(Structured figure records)
----------

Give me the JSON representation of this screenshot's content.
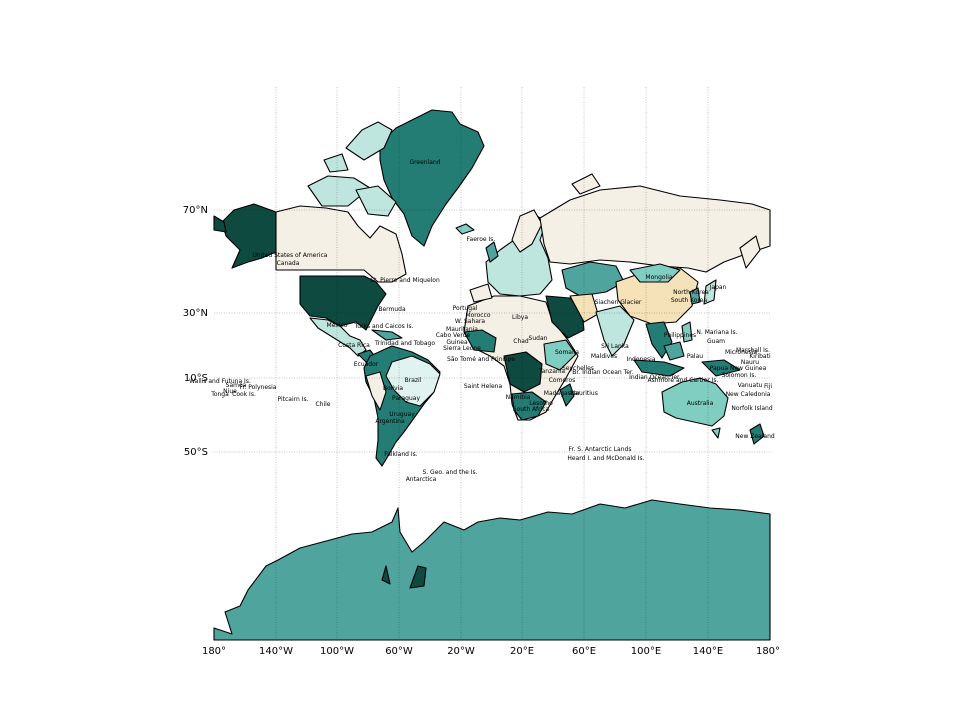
{
  "colors": {
    "ocean": "#ffffff",
    "c_light": "#f5f0e6",
    "c_tan": "#f6e2b8",
    "c_pale": "#e1f3f0",
    "c_mint": "#bfe6de",
    "c_aqua": "#80cdc1",
    "c_teal": "#4fa59d",
    "c_sea": "#237d74",
    "c_dark": "#0e4a40"
  },
  "axes": {
    "lon_ticks": [
      "180°",
      "140°W",
      "100°W",
      "60°W",
      "20°W",
      "20°E",
      "60°E",
      "100°E",
      "140°E",
      "180°"
    ],
    "lat_ticks": [
      "70°N",
      "30°N",
      "10°S",
      "50°S"
    ]
  },
  "labels": {
    "greenland": "Greenland",
    "faeroe": "Faeroe Is.",
    "usa": "United States of America",
    "canada": "Canada",
    "st_pierre": "St. Pierre and Miquelon",
    "bermuda": "Bermuda",
    "portugal": "Portugal",
    "morocco": "Morocco",
    "w_sahara": "W. Sahara",
    "mauritania": "Mauritania",
    "cabo_verde": "Cabo Verde",
    "guinea": "Guinea",
    "sierra": "Sierra Leone",
    "sao_tome": "São Tomé and Principe",
    "mexico": "Mexico",
    "turks": "Turks and Caicos Is.",
    "trinidad": "Trinidad and Tobago",
    "costa_rica": "Costa Rica",
    "ecuador": "Ecuador",
    "brazil": "Brazil",
    "bolivia": "Bolivia",
    "paraguay": "Paraguay",
    "uruguay": "Uruguay",
    "argentina": "Argentina",
    "chile": "Chile",
    "falkland": "Falkland Is.",
    "s_georgia": "S. Geo. and the Is.",
    "antarctica": "Antarctica",
    "saint_helena": "Saint Helena",
    "namibia": "Namibia",
    "s_africa": "South Africa",
    "lesotho": "Lesotho",
    "libya": "Libya",
    "chad": "Chad",
    "sudan": "Sudan",
    "somalia": "Somalia",
    "tanzania": "Tanzania",
    "comoros": "Comoros",
    "madagascar": "Madagascar",
    "mauritius": "Mauritius",
    "seychelles": "Seychelles",
    "br_indian": "Br. Indian Ocean Ter.",
    "maldives": "Maldives",
    "sri_lanka": "Sri Lanka",
    "siachen": "Siachen Glacier",
    "mongolia": "Mongolia",
    "n_korea": "North Korea",
    "s_korea": "South Korea",
    "japan": "Japan",
    "philippines": "Philippines",
    "n_mariana": "N. Mariana Is.",
    "guam": "Guam",
    "palau": "Palau",
    "micronesia": "Micronesia",
    "marshall": "Marshall Is.",
    "kiribati": "Kiribati",
    "nauru": "Nauru",
    "indonesia": "Indonesia",
    "indian_ocean": "Indian Ocean Ter.",
    "ashmore": "Ashmore and Cartier Is.",
    "png": "Papua New Guinea",
    "solomon": "Solomon Is.",
    "vanuatu": "Vanuatu",
    "fiji": "Fiji",
    "new_caledonia": "New Caledonia",
    "norfolk": "Norfolk Island",
    "australia": "Australia",
    "new_zealand": "New Zealand",
    "fr_antarctic": "Fr. S. Antarctic Lands",
    "heard": "Heard I. and McDonald Is.",
    "wallis": "Wallis and Futuna Is.",
    "samoa": "Samoa",
    "fr_polynesia": "Fr. Polynesia",
    "niue": "Niue",
    "tonga": "Tonga",
    "cook": "Cook Is.",
    "pitcairn": "Pitcairn Is."
  }
}
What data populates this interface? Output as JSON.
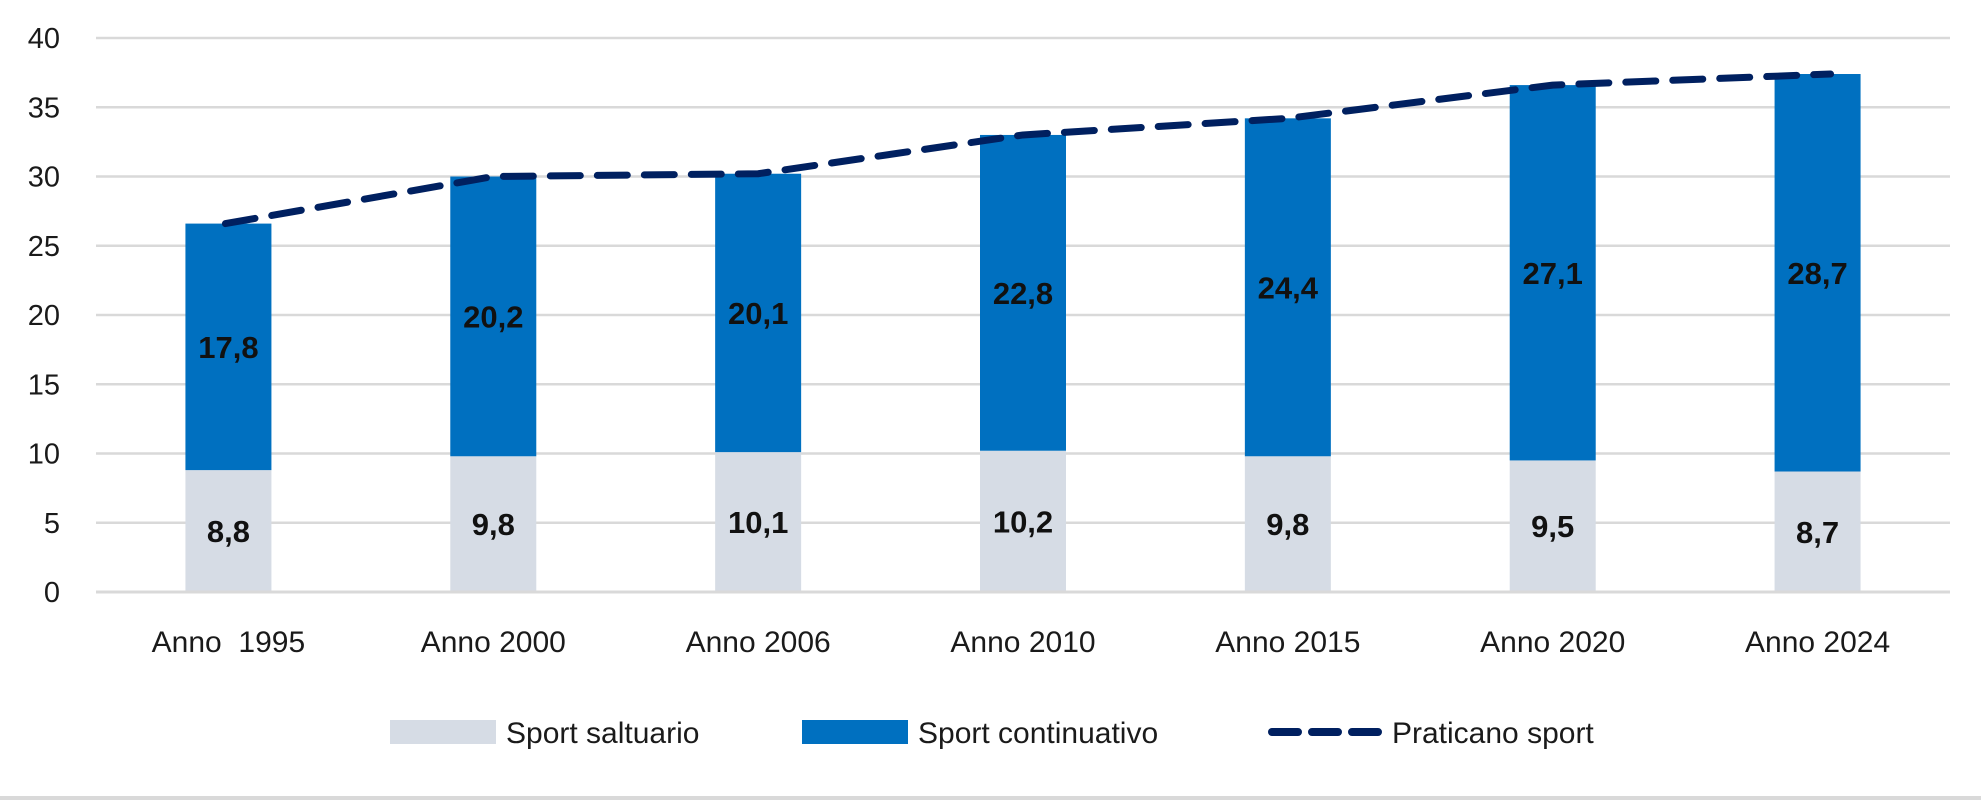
{
  "chart_data": {
    "type": "bar",
    "stacked": true,
    "categories": [
      "Anno  1995",
      "Anno 2000",
      "Anno 2006",
      "Anno 2010",
      "Anno 2015",
      "Anno 2020",
      "Anno 2024"
    ],
    "series": [
      {
        "name": "Sport saltuario",
        "values": [
          8.8,
          9.8,
          10.1,
          10.2,
          9.8,
          9.5,
          8.7
        ],
        "labels": [
          "8,8",
          "9,8",
          "10,1",
          "10,2",
          "9,8",
          "9,5",
          "8,7"
        ],
        "color": "#d6dce5"
      },
      {
        "name": "Sport continuativo",
        "values": [
          17.8,
          20.2,
          20.1,
          22.8,
          24.4,
          27.1,
          28.7
        ],
        "labels": [
          "17,8",
          "20,2",
          "20,1",
          "22,8",
          "24,4",
          "27,1",
          "28,7"
        ],
        "color": "#0070c0"
      }
    ],
    "line_series": {
      "name": "Praticano sport",
      "values": [
        26.6,
        30.0,
        30.2,
        33.0,
        34.2,
        36.6,
        37.4
      ],
      "color": "#002060",
      "style": "dashed"
    },
    "yticks": [
      "0",
      "5",
      "10",
      "15",
      "20",
      "25",
      "30",
      "35",
      "40"
    ],
    "ylim": [
      0,
      40
    ],
    "grid": true,
    "legend_position": "bottom",
    "title": "",
    "xlabel": "",
    "ylabel": ""
  }
}
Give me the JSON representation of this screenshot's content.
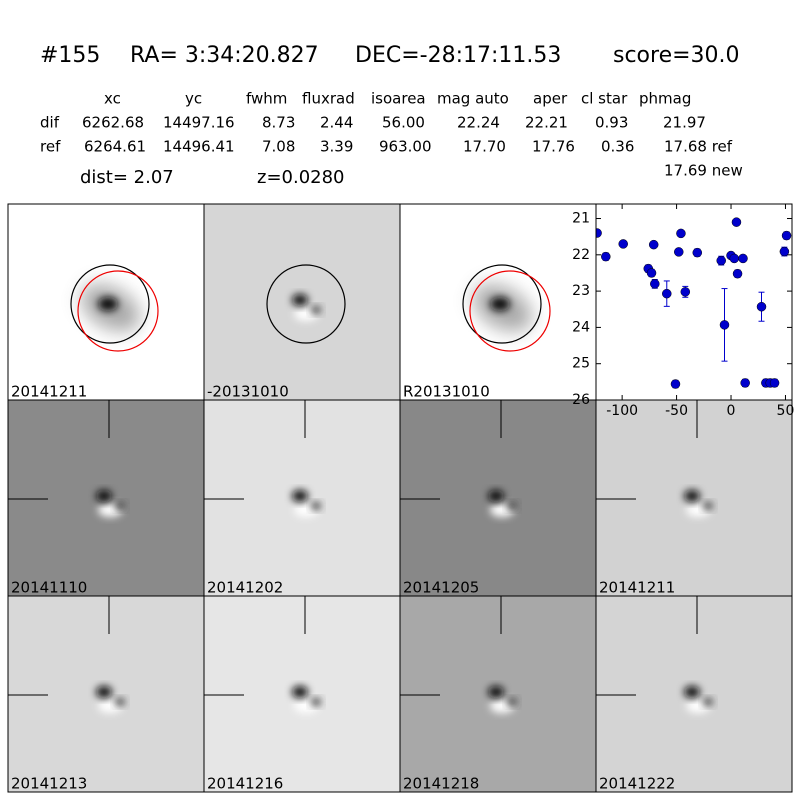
{
  "header": {
    "id": "#155",
    "ra": "RA= 3:34:20.827",
    "dec": "DEC=-28:17:11.53",
    "score": "score=30.0"
  },
  "table": {
    "columns": [
      "xc",
      "yc",
      "fwhm",
      "fluxrad",
      "isoarea",
      "mag auto",
      "aper",
      "cl star",
      "phmag"
    ],
    "rows": [
      {
        "label": "dif",
        "cells": [
          "6262.68",
          "14497.16",
          "8.73",
          "2.44",
          "56.00",
          "22.24",
          "22.21",
          "0.93",
          "21.97"
        ]
      },
      {
        "label": "ref",
        "cells": [
          "6264.61",
          "14496.41",
          "7.08",
          "3.39",
          "963.00",
          "17.70",
          "17.76",
          "0.36",
          "17.68 ref"
        ]
      }
    ],
    "extra": "17.69 new"
  },
  "dist": "dist=  2.07",
  "z": "z=0.0280",
  "stamps": [
    {
      "label": "20141211",
      "background": "#ffffff"
    },
    {
      "label": "-20131010",
      "background": "#d6d6d6"
    },
    {
      "label": "R20131010",
      "background": "#ffffff"
    },
    {
      "label": "20141110",
      "background": "#8a8a8a"
    },
    {
      "label": "20141202",
      "background": "#e2e2e2"
    },
    {
      "label": "20141205",
      "background": "#888888"
    },
    {
      "label": "20141211",
      "background": "#d2d2d2",
      "label_color": "#ff0000"
    },
    {
      "label": "20141213",
      "background": "#d8d8d8"
    },
    {
      "label": "20141216",
      "background": "#e6e6e6"
    },
    {
      "label": "20141218",
      "background": "#a8a8a8"
    },
    {
      "label": "20141222",
      "background": "#d4d4d4"
    }
  ],
  "chart_data": {
    "type": "scatter",
    "color": "#0000cc",
    "x": [
      -123,
      -115,
      -99,
      -76,
      -73,
      -71,
      -70,
      -59,
      -51,
      -48,
      -46,
      -42,
      -31,
      -9,
      -6,
      0,
      3,
      5,
      6,
      11,
      13,
      28,
      32,
      36,
      40,
      49,
      51
    ],
    "values": [
      21.4,
      22.05,
      21.7,
      22.38,
      22.5,
      21.72,
      22.8,
      23.07,
      25.56,
      21.92,
      21.41,
      23.02,
      21.94,
      22.16,
      23.93,
      22.02,
      22.1,
      21.1,
      22.52,
      22.1,
      25.53,
      23.43,
      25.53,
      25.53,
      25.53,
      21.91,
      21.47
    ],
    "errors": [
      0.08,
      0.1,
      0.05,
      0.1,
      0.1,
      0.06,
      0.12,
      0.35,
      0.1,
      0.06,
      0.05,
      0.15,
      0.1,
      0.12,
      1.0,
      0.08,
      0.08,
      0.05,
      0.1,
      0.08,
      0.1,
      0.4,
      0.1,
      0.1,
      0.1,
      0.12,
      0.1
    ],
    "xlim": [
      -124,
      56
    ],
    "ylim": [
      26,
      20.6
    ],
    "xticks": [
      -100,
      -50,
      0,
      50
    ],
    "yticks": [
      21,
      22,
      23,
      24,
      25,
      26
    ]
  }
}
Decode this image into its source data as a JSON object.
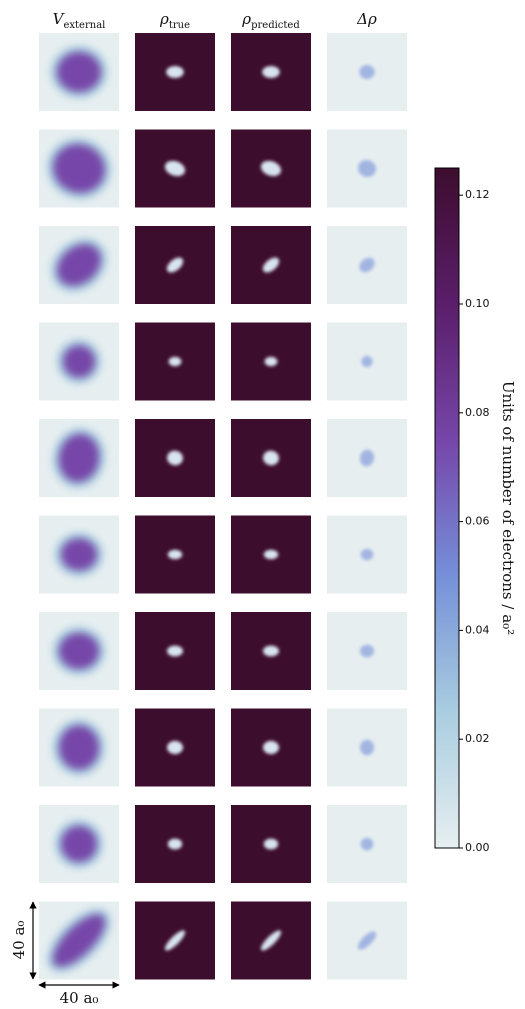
{
  "chart_data": {
    "type": "heatmap",
    "columns": [
      {
        "symbol": "V",
        "subscript": "external"
      },
      {
        "symbol": "ρ",
        "subscript": "true"
      },
      {
        "symbol": "ρ",
        "subscript": "predicted"
      },
      {
        "symbol": "Δρ",
        "subscript": null
      }
    ],
    "colorbar": {
      "label": "Units of number of electrons / a₀²",
      "ylim": [
        0,
        0.125
      ],
      "yticks": [
        {
          "value": 0,
          "label": "0.00"
        },
        {
          "value": 0.02,
          "label": "0.02"
        },
        {
          "value": 0.04,
          "label": "0.04"
        },
        {
          "value": 0.06,
          "label": "0.06"
        },
        {
          "value": 0.08,
          "label": "0.08"
        },
        {
          "value": 0.1,
          "label": "0.10"
        },
        {
          "value": 0.12,
          "label": "0.12"
        }
      ],
      "colormap": [
        "#e6eef0",
        "#a9cde0",
        "#7590d8",
        "#7646a8",
        "#5a1e6a",
        "#3d0d2e"
      ]
    },
    "scale_labels": {
      "height": "40 a₀",
      "width": "40 a₀"
    }
  }
}
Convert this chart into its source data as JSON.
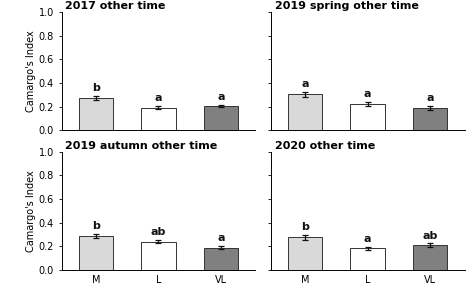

----------

Direction
Copy out each line of the entries that holds "name".

Output for this exercise
        "name": "Sport saltuario",
        "name": "Sport continuativo",
      "name": "Praticano sport",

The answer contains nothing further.